=== Input for this task ===

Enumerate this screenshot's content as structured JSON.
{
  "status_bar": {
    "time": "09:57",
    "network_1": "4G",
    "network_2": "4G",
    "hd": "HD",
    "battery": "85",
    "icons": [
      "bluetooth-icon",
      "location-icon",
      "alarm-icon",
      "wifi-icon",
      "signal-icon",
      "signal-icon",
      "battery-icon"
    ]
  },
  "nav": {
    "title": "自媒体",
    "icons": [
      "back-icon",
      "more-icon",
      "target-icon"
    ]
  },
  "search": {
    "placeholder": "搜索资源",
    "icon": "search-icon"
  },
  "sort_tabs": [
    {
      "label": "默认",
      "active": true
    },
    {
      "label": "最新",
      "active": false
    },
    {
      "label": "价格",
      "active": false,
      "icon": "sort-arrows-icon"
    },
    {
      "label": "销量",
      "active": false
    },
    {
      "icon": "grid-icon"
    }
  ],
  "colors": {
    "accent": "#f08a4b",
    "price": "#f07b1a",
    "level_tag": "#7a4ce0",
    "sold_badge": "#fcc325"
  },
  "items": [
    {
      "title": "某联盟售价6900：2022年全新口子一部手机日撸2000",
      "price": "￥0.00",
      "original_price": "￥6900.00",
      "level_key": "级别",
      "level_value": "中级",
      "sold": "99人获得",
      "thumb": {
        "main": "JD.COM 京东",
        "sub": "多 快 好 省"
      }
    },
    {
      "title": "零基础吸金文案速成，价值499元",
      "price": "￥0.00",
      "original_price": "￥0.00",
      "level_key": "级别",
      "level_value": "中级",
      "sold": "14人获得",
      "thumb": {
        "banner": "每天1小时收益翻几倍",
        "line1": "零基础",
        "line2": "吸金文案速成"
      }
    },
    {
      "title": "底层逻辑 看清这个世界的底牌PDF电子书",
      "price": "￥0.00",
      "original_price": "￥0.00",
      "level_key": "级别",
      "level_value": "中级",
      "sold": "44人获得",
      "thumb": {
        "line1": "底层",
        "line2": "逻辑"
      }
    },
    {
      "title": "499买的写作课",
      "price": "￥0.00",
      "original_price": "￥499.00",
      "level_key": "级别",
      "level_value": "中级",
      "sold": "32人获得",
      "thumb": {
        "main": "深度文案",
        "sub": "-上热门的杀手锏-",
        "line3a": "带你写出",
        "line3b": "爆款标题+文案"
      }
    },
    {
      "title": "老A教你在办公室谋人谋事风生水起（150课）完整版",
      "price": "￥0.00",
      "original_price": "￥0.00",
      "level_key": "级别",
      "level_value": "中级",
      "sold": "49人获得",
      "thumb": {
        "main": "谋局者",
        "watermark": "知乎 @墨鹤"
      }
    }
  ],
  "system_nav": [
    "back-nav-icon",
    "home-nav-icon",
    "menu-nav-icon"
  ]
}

===

Look for the word "active" in every line of the listing and copy the lines that have it.

## Answer to this exercise
      "active": true
      "active": false
      "active": false,
      "active": false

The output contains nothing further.